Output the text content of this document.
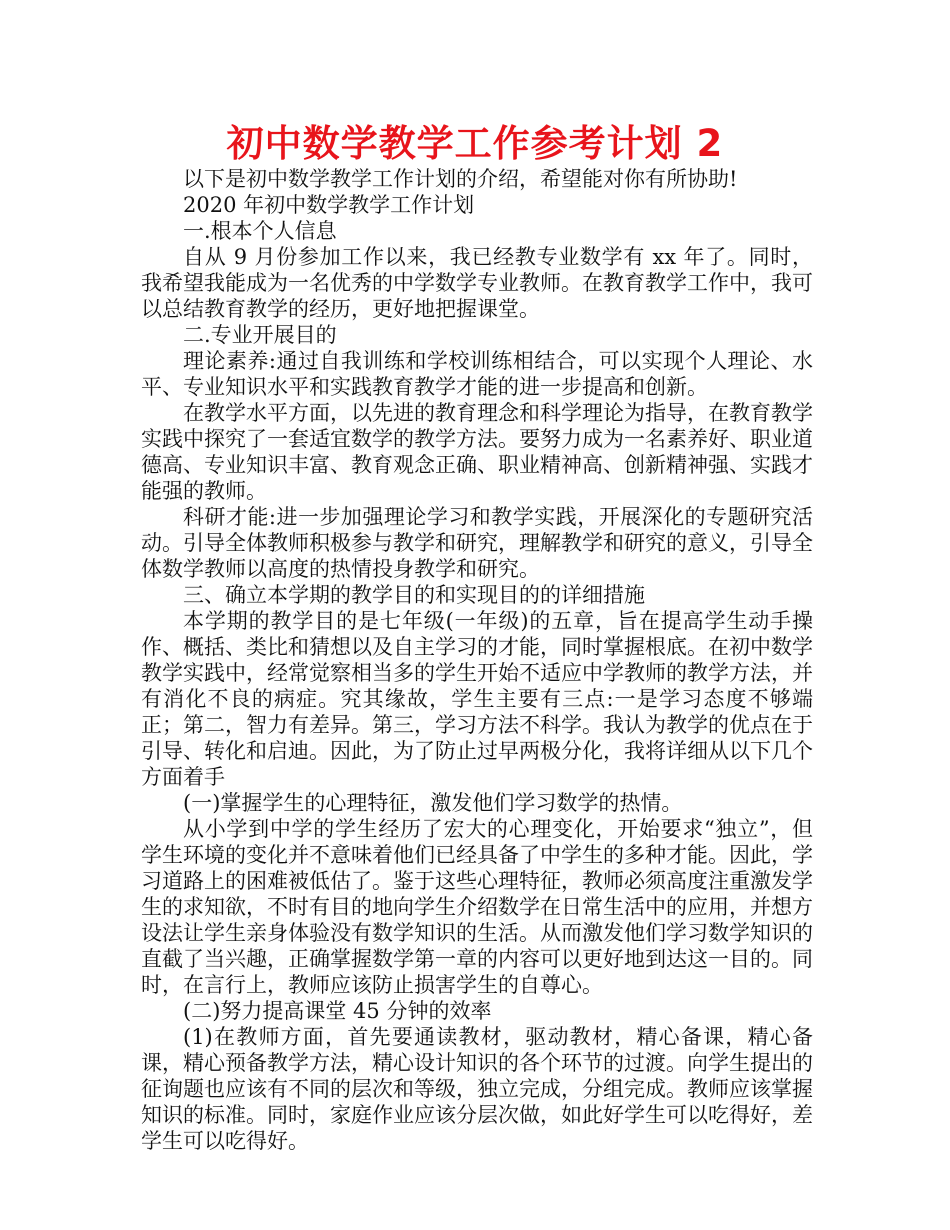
初中数学教学工作参考计划 2

以下是初中数学教学工作计划的介绍，希望能对你有所协助!

2020 年初中数学教学工作计划

一.根本个人信息

自从 9 月份参加工作以来，我已经教专业数学有 xx 年了。同时，我希望我能成为一名优秀的中学数学专业教师。在教育教学工作中，我可以总结教育教学的经历，更好地把握课堂。

二.专业开展目的

理论素养:通过自我训练和学校训练相结合，可以实现个人理论、水平、专业知识水平和实践教育教学才能的进一步提高和创新。

在教学水平方面，以先进的教育理念和科学理论为指导，在教育教学实践中探究了一套适宜数学的教学方法。要努力成为一名素养好、职业道德高、专业知识丰富、教育观念正确、职业精神高、创新精神强、实践才能强的教师。

科研才能:进一步加强理论学习和教学实践，开展深化的专题研究活动。引导全体教师积极参与教学和研究，理解教学和研究的意义，引导全体数学教师以高度的热情投身教学和研究。

三、确立本学期的教学目的和实现目的的详细措施

本学期的教学目的是七年级(一年级)的五章，旨在提高学生动手操作、概括、类比和猜想以及自主学习的才能，同时掌握根底。在初中数学教学实践中，经常觉察相当多的学生开始不适应中学教师的教学方法，并有消化不良的病症。究其缘故，学生主要有三点:一是学习态度不够端正；第二，智力有差异。第三，学习方法不科学。我认为教学的优点在于引导、转化和启迪。因此，为了防止过早两极分化，我将详细从以下几个方面着手

(一)掌握学生的心理特征，激发他们学习数学的热情。

从小学到中学的学生经历了宏大的心理变化，开始要求“独立”，但学生环境的变化并不意味着他们已经具备了中学生的多种才能。因此，学习道路上的困难被低估了。鉴于这些心理特征，教师必须高度注重激发学生的求知欲，不时有目的地向学生介绍数学在日常生活中的应用，并想方设法让学生亲身体验没有数学知识的生活。从而激发他们学习数学知识的直截了当兴趣，正确掌握数学第一章的内容可以更好地到达这一目的。同时，在言行上，教师应该防止损害学生的自尊心。

(二)努力提高课堂 45 分钟的效率

(1)在教师方面，首先要通读教材，驱动教材，精心备课，精心备课，精心预备教学方法，精心设计知识的各个环节的过渡。向学生提出的征询题也应该有不同的层次和等级，独立完成，分组完成。教师应该掌握知识的标准。同时，家庭作业应该分层次做，如此好学生可以吃得好，差学生可以吃得好。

- What is required
Copy every line of the data exactly as written, excluding the pictures.

- Output of the task
Output the text content of this document.
初中数学教学工作参考计划 2

以下是初中数学教学工作计划的介绍，希望能对你有所协助!

2020 年初中数学教学工作计划

一.根本个人信息

自从 9 月份参加工作以来，我已经教专业数学有 xx 年了。同时，我希望我能成为一名优秀的中学数学专业教师。在教育教学工作中，我可以总结教育教学的经历，更好地把握课堂。

二.专业开展目的

理论素养:通过自我训练和学校训练相结合，可以实现个人理论、水平、专业知识水平和实践教育教学才能的进一步提高和创新。

在教学水平方面，以先进的教育理念和科学理论为指导，在教育教学实践中探究了一套适宜数学的教学方法。要努力成为一名素养好、职业道德高、专业知识丰富、教育观念正确、职业精神高、创新精神强、实践才能强的教师。

科研才能:进一步加强理论学习和教学实践，开展深化的专题研究活动。引导全体教师积极参与教学和研究，理解教学和研究的意义，引导全体数学教师以高度的热情投身教学和研究。

三、确立本学期的教学目的和实现目的的详细措施

本学期的教学目的是七年级(一年级)的五章，旨在提高学生动手操作、概括、类比和猜想以及自主学习的才能，同时掌握根底。在初中数学教学实践中，经常觉察相当多的学生开始不适应中学教师的教学方法，并有消化不良的病症。究其缘故，学生主要有三点:一是学习态度不够端正；第二，智力有差异。第三，学习方法不科学。我认为教学的优点在于引导、转化和启迪。因此，为了防止过早两极分化，我将详细从以下几个方面着手

(一)掌握学生的心理特征，激发他们学习数学的热情。

从小学到中学的学生经历了宏大的心理变化，开始要求“独立”，但学生环境的变化并不意味着他们已经具备了中学生的多种才能。因此，学习道路上的困难被低估了。鉴于这些心理特征，教师必须高度注重激发学生的求知欲，不时有目的地向学生介绍数学在日常生活中的应用，并想方设法让学生亲身体验没有数学知识的生活。从而激发他们学习数学知识的直截了当兴趣，正确掌握数学第一章的内容可以更好地到达这一目的。同时，在言行上，教师应该防止损害学生的自尊心。

(二)努力提高课堂 45 分钟的效率

(1)在教师方面，首先要通读教材，驱动教材，精心备课，精心备课，精心预备教学方法，精心设计知识的各个环节的过渡。向学生提出的征询题也应该有不同的层次和等级，独立完成，分组完成。教师应该掌握知识的标准。同时，家庭作业应该分层次做，如此好学生可以吃得好，差学生可以吃得好。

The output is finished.